- [Required task]: Each line that holds the word "victi" counts once; give the total number of such lines and nothing else.

(Lines of data)

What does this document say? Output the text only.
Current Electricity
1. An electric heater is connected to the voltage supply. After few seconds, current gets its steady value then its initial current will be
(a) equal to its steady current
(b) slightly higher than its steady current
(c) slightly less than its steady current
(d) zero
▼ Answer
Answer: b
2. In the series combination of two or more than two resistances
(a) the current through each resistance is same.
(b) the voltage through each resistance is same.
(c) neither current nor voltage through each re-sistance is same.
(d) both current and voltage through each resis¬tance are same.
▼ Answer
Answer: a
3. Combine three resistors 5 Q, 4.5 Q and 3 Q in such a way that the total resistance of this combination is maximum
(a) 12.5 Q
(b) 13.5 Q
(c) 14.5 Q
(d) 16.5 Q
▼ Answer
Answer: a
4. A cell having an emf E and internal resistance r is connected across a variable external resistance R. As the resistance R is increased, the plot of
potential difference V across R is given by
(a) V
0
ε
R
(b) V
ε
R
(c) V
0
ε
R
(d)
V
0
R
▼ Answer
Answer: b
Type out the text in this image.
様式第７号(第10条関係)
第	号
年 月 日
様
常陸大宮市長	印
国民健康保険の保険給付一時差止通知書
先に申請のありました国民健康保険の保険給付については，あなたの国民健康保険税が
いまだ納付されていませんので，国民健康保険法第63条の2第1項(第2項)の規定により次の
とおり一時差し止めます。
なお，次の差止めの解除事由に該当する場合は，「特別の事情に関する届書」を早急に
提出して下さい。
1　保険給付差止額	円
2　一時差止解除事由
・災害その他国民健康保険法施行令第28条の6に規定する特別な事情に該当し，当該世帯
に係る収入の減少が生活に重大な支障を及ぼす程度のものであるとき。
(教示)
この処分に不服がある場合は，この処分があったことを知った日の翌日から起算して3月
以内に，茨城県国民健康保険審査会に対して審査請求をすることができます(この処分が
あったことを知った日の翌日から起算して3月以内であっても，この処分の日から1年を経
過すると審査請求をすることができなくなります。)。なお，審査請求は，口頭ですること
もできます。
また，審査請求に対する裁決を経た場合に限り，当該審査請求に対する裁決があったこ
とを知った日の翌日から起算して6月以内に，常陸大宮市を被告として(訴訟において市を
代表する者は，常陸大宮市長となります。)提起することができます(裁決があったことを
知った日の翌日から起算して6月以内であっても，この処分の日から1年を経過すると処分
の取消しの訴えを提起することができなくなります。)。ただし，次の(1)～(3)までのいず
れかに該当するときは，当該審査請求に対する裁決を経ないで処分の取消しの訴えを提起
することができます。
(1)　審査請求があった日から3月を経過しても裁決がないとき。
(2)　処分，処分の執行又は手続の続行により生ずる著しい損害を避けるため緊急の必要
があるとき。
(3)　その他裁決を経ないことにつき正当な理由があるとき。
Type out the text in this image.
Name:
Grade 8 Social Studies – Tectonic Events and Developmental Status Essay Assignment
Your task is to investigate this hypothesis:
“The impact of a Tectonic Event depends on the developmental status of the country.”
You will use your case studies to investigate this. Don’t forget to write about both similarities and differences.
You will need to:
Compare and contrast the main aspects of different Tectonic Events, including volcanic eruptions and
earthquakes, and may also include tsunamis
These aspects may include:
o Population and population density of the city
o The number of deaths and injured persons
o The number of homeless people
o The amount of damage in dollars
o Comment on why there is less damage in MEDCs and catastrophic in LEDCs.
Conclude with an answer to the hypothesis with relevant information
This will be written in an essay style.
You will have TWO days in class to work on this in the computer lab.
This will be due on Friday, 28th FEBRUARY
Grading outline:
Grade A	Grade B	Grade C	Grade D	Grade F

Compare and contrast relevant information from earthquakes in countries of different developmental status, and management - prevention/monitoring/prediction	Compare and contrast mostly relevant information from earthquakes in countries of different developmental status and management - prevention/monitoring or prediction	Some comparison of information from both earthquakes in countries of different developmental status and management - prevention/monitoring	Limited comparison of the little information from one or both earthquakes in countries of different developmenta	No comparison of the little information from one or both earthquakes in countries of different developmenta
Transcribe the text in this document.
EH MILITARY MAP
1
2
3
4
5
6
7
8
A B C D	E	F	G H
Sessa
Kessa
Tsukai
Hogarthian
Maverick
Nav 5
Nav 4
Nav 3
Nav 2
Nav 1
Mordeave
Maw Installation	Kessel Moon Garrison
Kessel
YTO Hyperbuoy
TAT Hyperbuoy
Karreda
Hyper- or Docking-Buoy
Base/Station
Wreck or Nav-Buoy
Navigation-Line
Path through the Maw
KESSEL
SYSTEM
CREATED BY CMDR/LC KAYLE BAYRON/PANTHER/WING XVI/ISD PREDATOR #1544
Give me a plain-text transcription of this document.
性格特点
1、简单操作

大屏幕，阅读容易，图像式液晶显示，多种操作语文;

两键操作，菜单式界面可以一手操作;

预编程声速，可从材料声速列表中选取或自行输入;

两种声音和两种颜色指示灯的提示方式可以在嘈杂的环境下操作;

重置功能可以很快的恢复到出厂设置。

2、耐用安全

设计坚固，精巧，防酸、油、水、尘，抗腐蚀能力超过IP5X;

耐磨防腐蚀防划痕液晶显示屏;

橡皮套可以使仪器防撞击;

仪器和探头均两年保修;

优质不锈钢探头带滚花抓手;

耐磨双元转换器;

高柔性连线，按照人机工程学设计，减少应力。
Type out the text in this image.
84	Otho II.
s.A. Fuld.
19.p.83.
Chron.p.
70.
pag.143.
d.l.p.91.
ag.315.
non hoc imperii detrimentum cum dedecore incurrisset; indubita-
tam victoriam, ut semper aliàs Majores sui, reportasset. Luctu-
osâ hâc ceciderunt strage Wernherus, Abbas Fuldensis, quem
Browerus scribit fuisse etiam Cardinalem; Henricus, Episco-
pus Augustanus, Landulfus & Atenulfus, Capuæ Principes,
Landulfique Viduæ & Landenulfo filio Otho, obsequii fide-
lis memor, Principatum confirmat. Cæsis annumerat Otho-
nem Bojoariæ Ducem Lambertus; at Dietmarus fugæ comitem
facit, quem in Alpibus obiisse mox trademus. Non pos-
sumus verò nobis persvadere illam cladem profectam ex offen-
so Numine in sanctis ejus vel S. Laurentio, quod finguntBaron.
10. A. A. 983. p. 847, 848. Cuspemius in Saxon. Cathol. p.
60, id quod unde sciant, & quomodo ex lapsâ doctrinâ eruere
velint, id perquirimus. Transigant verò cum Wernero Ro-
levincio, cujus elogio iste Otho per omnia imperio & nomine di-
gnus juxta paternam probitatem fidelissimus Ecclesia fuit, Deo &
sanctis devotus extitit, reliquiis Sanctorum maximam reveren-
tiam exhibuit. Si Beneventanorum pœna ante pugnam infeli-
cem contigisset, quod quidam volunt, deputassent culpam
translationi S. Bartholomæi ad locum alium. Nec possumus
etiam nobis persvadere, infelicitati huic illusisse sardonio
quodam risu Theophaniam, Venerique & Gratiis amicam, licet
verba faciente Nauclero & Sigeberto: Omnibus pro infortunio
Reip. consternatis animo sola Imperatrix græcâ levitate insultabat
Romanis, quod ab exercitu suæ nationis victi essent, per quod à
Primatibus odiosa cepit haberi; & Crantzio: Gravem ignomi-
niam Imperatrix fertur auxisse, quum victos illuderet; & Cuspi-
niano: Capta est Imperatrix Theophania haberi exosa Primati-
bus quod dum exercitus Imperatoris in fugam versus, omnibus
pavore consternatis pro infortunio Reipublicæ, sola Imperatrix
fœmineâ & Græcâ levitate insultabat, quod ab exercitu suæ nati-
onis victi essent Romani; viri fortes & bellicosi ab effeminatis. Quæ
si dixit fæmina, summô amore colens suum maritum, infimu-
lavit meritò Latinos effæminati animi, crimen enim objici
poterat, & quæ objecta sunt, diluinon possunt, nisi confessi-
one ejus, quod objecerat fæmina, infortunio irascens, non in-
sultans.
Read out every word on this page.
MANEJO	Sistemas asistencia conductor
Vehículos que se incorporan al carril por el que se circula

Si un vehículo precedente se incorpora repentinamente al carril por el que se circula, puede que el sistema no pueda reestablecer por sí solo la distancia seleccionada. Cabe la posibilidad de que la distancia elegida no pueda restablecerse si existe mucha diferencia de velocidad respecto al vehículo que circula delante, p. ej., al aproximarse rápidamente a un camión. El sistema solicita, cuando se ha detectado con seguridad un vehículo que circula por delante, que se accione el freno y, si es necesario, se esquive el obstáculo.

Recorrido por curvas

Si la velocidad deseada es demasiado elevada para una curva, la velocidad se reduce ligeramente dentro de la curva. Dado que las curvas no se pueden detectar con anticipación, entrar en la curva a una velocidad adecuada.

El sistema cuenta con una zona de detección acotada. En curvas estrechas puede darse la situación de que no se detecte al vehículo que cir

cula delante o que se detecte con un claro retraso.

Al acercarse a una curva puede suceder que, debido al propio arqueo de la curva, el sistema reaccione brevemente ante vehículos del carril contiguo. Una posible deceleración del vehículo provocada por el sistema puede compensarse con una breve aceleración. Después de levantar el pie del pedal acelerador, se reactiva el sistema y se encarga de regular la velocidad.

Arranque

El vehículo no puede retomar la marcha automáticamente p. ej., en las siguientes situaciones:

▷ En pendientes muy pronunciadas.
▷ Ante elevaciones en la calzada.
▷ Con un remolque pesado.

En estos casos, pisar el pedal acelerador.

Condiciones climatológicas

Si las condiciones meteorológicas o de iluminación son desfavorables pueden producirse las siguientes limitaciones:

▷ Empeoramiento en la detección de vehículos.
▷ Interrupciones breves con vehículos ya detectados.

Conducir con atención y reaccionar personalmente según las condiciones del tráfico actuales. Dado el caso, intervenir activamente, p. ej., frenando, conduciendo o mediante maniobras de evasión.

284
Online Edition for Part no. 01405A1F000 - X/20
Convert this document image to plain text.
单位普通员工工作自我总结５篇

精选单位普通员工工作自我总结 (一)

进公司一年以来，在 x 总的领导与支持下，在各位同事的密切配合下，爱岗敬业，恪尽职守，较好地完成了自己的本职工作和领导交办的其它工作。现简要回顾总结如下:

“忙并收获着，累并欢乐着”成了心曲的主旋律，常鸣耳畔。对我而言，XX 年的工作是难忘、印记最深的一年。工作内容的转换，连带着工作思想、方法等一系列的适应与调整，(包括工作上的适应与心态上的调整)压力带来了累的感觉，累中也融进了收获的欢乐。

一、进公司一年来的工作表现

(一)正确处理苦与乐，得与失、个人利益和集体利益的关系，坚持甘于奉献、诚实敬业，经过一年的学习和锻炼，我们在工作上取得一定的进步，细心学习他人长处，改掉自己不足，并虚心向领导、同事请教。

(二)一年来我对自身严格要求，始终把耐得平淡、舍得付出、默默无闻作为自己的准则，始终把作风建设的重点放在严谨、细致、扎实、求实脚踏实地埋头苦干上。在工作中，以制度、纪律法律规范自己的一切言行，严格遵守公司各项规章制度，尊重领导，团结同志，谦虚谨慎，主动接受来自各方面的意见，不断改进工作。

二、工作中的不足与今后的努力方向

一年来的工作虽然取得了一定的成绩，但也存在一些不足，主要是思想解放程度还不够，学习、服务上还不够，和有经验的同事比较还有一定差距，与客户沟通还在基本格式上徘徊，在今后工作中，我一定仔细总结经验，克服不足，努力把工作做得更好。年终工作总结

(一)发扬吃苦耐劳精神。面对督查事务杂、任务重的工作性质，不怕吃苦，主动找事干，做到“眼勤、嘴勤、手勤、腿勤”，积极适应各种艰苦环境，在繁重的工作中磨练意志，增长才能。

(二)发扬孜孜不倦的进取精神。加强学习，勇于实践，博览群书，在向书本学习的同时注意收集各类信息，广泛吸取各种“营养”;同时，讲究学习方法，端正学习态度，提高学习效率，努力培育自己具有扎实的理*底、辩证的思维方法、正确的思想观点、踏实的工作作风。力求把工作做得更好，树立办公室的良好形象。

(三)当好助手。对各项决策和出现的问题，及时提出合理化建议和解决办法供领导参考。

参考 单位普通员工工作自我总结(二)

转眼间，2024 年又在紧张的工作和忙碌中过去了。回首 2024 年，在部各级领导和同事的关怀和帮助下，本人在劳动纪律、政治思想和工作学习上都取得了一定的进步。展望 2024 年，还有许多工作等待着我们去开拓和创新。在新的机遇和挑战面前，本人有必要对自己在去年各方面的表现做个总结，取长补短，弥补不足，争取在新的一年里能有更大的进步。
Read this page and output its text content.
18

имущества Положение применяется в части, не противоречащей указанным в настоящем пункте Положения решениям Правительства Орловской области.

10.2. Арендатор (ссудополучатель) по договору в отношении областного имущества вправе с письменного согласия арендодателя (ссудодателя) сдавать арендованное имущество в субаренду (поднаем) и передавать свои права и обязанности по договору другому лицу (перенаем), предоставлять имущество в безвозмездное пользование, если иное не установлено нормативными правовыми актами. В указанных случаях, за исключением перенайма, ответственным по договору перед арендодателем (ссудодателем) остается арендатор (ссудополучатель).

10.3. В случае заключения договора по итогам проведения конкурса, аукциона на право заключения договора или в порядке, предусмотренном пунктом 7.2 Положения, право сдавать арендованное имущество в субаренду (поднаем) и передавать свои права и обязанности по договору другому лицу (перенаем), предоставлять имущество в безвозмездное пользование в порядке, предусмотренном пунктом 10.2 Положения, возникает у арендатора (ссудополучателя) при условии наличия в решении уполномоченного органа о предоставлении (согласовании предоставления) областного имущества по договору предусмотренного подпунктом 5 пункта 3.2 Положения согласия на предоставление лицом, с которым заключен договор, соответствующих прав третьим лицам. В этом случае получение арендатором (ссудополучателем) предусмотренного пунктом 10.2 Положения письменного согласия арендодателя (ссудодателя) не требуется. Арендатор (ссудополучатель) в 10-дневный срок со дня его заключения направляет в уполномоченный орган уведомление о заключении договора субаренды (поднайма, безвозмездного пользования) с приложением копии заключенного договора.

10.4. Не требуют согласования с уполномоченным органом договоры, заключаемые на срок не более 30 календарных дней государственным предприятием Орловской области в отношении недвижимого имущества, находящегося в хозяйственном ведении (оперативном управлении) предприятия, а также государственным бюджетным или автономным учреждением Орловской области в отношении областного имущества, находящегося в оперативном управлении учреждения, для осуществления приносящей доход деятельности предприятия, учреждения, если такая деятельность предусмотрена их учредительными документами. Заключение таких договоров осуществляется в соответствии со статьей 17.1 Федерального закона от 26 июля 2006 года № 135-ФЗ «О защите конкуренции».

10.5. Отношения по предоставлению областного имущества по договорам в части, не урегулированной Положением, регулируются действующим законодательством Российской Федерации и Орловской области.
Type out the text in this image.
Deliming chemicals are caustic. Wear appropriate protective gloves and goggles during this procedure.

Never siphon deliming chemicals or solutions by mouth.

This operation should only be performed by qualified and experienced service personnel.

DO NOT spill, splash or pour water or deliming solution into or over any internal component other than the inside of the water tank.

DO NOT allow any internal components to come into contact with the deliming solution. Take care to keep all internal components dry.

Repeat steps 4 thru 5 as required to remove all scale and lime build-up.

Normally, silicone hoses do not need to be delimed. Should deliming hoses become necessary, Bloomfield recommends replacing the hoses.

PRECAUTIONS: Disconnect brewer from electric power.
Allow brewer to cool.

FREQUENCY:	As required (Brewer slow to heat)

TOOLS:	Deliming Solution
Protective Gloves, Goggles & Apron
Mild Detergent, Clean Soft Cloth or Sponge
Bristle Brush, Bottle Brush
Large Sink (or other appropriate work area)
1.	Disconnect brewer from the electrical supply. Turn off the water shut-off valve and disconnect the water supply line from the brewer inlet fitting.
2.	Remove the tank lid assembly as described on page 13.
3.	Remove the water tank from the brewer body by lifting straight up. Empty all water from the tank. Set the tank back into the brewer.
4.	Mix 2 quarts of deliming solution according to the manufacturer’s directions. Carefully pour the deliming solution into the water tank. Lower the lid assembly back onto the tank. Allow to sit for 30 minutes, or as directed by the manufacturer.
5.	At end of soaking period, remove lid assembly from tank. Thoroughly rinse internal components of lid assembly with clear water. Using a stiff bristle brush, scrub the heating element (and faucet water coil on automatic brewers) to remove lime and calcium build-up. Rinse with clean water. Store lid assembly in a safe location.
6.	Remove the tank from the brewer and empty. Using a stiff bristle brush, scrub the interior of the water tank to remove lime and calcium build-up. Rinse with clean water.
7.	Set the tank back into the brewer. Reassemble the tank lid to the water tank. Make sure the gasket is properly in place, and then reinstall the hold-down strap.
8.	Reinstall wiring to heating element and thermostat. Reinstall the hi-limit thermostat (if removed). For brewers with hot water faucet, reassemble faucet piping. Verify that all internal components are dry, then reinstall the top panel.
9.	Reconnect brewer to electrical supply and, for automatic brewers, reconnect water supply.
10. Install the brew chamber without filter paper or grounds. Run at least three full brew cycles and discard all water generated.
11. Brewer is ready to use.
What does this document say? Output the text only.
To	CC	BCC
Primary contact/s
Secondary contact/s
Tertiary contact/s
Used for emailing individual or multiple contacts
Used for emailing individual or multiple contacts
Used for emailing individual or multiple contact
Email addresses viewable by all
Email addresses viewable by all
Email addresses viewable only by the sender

- [Complete output]: 2